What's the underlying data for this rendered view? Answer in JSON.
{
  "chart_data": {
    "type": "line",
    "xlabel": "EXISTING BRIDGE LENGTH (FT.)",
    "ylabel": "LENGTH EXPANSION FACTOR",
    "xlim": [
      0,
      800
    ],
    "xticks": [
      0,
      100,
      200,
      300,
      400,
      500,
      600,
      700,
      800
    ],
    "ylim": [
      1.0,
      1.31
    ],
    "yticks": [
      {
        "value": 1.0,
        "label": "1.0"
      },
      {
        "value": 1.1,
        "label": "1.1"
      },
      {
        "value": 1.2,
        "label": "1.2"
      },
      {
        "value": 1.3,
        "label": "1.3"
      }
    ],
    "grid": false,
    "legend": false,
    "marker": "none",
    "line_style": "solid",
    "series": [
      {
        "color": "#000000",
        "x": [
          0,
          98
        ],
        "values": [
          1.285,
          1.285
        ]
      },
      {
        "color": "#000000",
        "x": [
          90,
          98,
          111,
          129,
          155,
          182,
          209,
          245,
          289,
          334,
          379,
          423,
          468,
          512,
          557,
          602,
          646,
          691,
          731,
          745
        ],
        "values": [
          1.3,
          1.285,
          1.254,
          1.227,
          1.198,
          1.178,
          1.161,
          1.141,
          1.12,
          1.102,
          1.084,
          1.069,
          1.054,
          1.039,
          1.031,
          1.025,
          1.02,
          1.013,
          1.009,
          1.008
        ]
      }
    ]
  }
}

================================

TASK TO CARRY OUT
Would you reproduce all the entries exactly?

EXPECTED OUTPUT
What's the underlying data for this rendered view? Answer in JSON.
{
  "chart_data": {
    "type": "line",
    "xlabel": "EXISTING BRIDGE LENGTH (FT.)",
    "ylabel": "LENGTH EXPANSION FACTOR",
    "xlim": [
      0,
      800
    ],
    "xticks": [
      0,
      100,
      200,
      300,
      400,
      500,
      600,
      700,
      800
    ],
    "ylim": [
      1.0,
      1.31
    ],
    "yticks": [
      {
        "value": 1.0,
        "label": "1.0"
      },
      {
        "value": 1.1,
        "label": "1.1"
      },
      {
        "value": 1.2,
        "label": "1.2"
      },
      {
        "value": 1.3,
        "label": "1.3"
      }
    ],
    "grid": false,
    "legend": false,
    "marker": "none",
    "line_style": "solid",
    "series": [
      {
        "color": "#000000",
        "x": [
          0,
          98
        ],
        "values": [
          1.285,
          1.285
        ]
      },
      {
        "color": "#000000",
        "x": [
          90,
          98,
          111,
          129,
          155,
          182,
          209,
          245,
          289,
          334,
          379,
          423,
          468,
          512,
          557,
          602,
          646,
          691,
          731,
          745
        ],
        "values": [
          1.3,
          1.285,
          1.254,
          1.227,
          1.198,
          1.178,
          1.161,
          1.141,
          1.12,
          1.102,
          1.084,
          1.069,
          1.054,
          1.039,
          1.031,
          1.025,
          1.02,
          1.013,
          1.009,
          1.008
        ]
      }
    ]
  }
}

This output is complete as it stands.